Data records:
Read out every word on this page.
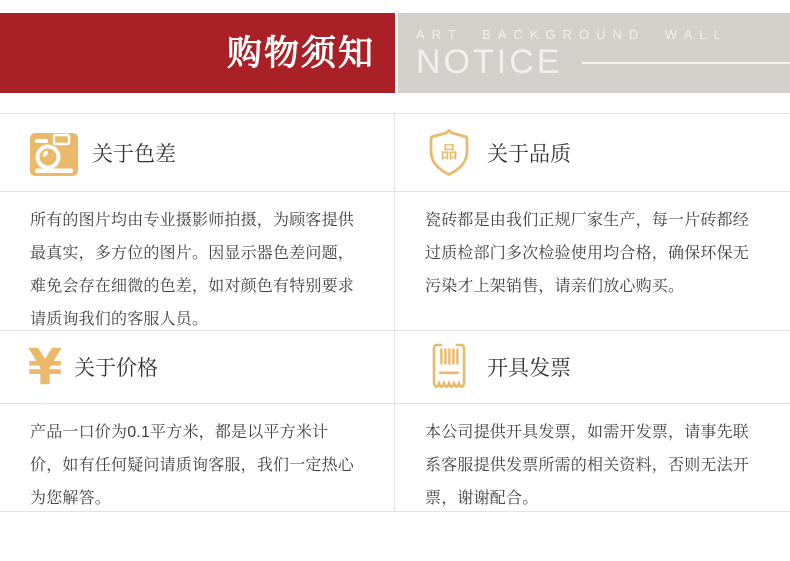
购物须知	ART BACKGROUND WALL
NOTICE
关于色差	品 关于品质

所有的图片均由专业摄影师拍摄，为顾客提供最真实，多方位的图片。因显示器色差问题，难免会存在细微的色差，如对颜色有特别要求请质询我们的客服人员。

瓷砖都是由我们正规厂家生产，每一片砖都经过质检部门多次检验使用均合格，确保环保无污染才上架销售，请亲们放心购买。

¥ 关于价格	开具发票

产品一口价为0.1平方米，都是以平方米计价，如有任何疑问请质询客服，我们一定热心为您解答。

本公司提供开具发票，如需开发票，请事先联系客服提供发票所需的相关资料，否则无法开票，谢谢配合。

> _Goal_
Write the entries above out in full, exactly, with no images.

> _Exercise answer_
Read out every word on this page.
购物须知	ART BACKGROUND WALL
NOTICE
关于色差	品 关于品质

所有的图片均由专业摄影师拍摄，为顾客提供最真实，多方位的图片。因显示器色差问题，难免会存在细微的色差，如对颜色有特别要求请质询我们的客服人员。

瓷砖都是由我们正规厂家生产，每一片砖都经过质检部门多次检验使用均合格，确保环保无污染才上架销售，请亲们放心购买。

¥ 关于价格	开具发票

产品一口价为0.1平方米，都是以平方米计价，如有任何疑问请质询客服，我们一定热心为您解答。

本公司提供开具发票，如需开发票，请事先联系客服提供发票所需的相关资料，否则无法开票，谢谢配合。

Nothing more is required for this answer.